● WORK TO BE COMPLETED
Put every line of the records below into a Markdown table with two columns, "Row" holding a running row number and "Line text" holding the line. Leave out any blank lines.

● RECORDS
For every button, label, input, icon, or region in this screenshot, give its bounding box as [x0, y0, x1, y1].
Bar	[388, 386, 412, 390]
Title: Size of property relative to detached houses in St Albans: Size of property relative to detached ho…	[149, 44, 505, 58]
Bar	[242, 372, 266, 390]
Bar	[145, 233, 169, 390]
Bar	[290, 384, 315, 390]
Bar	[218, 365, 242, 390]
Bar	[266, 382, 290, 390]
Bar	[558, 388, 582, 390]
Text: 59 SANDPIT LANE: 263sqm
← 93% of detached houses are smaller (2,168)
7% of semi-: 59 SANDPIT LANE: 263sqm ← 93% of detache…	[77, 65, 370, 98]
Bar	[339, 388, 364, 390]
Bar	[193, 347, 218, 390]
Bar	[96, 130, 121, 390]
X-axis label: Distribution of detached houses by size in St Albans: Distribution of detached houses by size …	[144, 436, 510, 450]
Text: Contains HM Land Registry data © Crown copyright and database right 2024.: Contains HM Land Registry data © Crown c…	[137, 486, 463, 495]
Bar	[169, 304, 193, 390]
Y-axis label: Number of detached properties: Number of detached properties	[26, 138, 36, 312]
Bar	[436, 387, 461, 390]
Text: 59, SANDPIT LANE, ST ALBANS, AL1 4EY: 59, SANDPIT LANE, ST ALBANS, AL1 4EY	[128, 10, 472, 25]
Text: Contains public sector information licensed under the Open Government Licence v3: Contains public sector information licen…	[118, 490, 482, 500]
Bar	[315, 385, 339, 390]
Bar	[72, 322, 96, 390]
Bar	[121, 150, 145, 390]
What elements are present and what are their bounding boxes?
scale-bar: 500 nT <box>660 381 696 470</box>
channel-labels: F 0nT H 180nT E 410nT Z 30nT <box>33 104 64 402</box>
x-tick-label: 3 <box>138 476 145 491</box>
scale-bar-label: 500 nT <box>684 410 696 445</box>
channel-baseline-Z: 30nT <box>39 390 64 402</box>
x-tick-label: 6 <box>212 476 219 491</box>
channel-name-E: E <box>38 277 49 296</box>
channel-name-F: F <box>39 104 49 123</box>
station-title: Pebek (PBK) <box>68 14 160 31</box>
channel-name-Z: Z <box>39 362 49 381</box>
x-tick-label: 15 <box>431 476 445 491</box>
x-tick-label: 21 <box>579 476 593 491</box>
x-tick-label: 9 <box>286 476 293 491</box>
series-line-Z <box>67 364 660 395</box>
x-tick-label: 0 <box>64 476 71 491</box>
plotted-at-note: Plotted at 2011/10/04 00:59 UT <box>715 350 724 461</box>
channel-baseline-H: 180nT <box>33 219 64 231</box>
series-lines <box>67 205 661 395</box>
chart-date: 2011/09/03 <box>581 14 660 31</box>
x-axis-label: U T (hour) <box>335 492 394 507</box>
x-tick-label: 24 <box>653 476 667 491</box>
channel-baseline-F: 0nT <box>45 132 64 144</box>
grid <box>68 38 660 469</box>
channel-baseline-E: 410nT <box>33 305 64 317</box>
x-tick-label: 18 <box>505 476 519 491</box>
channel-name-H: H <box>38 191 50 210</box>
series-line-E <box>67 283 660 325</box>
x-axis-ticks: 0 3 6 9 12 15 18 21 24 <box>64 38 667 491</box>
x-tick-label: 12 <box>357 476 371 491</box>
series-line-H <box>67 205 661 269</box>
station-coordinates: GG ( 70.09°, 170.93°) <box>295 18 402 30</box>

● REPLY TO THE EXERCISE
| Row | Line text |
|---|---|
| 1 | For every button, label, input, icon, or region in this screenshot, give its bounding box as [x0, y0, x1, y1]. |
| 2 | Bar	[388, 386, 412, 390] |
| 3 | Title: Size of property relative to detached houses in St Albans: Size of property relative to detached ho…	[149, 44, 505, 58] |
| 4 | Bar	[242, 372, 266, 390] |
| 5 | Bar	[145, 233, 169, 390] |
| 6 | Bar	[290, 384, 315, 390] |
| 7 | Bar	[218, 365, 242, 390] |
| 8 | Bar	[266, 382, 290, 390] |
| 9 | Bar	[558, 388, 582, 390] |
| 10 | Text: 59 SANDPIT LANE: 263sqm |
| 11 | ← 93% of detached houses are smaller (2,168) |
| 12 | 7% of semi-: 59 SANDPIT LANE: 263sqm ← 93% of detache…	[77, 65, 370, 98] |
| 13 | Bar	[339, 388, 364, 390] |
| 14 | Bar	[193, 347, 218, 390] |
| 15 | Bar	[96, 130, 121, 390] |
| 16 | X-axis label: Distribution of detached houses by size in St Albans: Distribution of detached houses by size …	[144, 436, 510, 450] |
| 17 | Text: Contains HM Land Registry data © Crown copyright and database right 2024.: Contains HM Land Registry data © Crown c…	[137, 486, 463, 495] |
| 18 | Bar	[169, 304, 193, 390] |
| 19 | Y-axis label: Number of detached properties: Number of detached properties	[26, 138, 36, 312] |
| 20 | Bar	[436, 387, 461, 390] |
| 21 | Text: 59, SANDPIT LANE, ST ALBANS, AL1 4EY: 59, SANDPIT LANE, ST ALBANS, AL1 4EY	[128, 10, 472, 25] |
| 22 | Text: Contains public sector information licensed under the Open Government Licence v3: Contains public sector information licen…	[118, 490, 482, 500] |
| 23 | Bar	[315, 385, 339, 390] |
| 24 | Bar	[72, 322, 96, 390] |
| 25 | Bar	[121, 150, 145, 390] |
| 26 | What elements are present and what are their bounding boxes? |
| 27 | scale-bar: 500 nT <box>660 381 696 470</box> |
| 28 | channel-labels: F 0nT H 180nT E 410nT Z 30nT <box>33 104 64 402</box> |
| 29 | x-tick-label: 3 <box>138 476 145 491</box> |
| 30 | scale-bar-label: 500 nT <box>684 410 696 445</box> |
| 31 | channel-baseline-Z: 30nT <box>39 390 64 402</box> |
| 32 | x-tick-label: 6 <box>212 476 219 491</box> |
| 33 | channel-name-E: E <box>38 277 49 296</box> |
| 34 | channel-name-F: F <box>39 104 49 123</box> |
| 35 | station-title: Pebek (PBK) <box>68 14 160 31</box> |
| 36 | channel-name-Z: Z <box>39 362 49 381</box> |
| 37 | x-tick-label: 15 <box>431 476 445 491</box> |
| 38 | x-tick-label: 21 <box>579 476 593 491</box> |
| 39 | x-tick-label: 9 <box>286 476 293 491</box> |
| 40 | series-line-Z <box>67 364 660 395</box> |
| 41 | x-tick-label: 0 <box>64 476 71 491</box> |
| 42 | plotted-at-note: Plotted at 2011/10/04 00:59 UT <box>715 350 724 461</box> |
| 43 | channel-baseline-H: 180nT <box>33 219 64 231</box> |
| 44 | series-lines <box>67 205 661 395</box> |
| 45 | chart-date: 2011/09/03 <box>581 14 660 31</box> |
| 46 | x-axis-label: U T (hour) <box>335 492 394 507</box> |
| 47 | x-tick-label: 24 <box>653 476 667 491</box> |
| 48 | channel-baseline-F: 0nT <box>45 132 64 144</box> |
| 49 | grid <box>68 38 660 469</box> |
| 50 | channel-baseline-E: 410nT <box>33 305 64 317</box> |
| 51 | x-tick-label: 18 <box>505 476 519 491</box> |
| 52 | channel-name-H: H <box>38 191 50 210</box> |
| 53 | series-line-E <box>67 283 660 325</box> |
| 54 | x-axis-ticks: 0 3 6 9 12 15 18 21 24 <box>64 38 667 491</box> |
| 55 | x-tick-label: 12 <box>357 476 371 491</box> |
| 56 | series-line-H <box>67 205 661 269</box> |
| 57 | station-coordinates: GG ( 70.09°, 170.93°) <box>295 18 402 30</box> |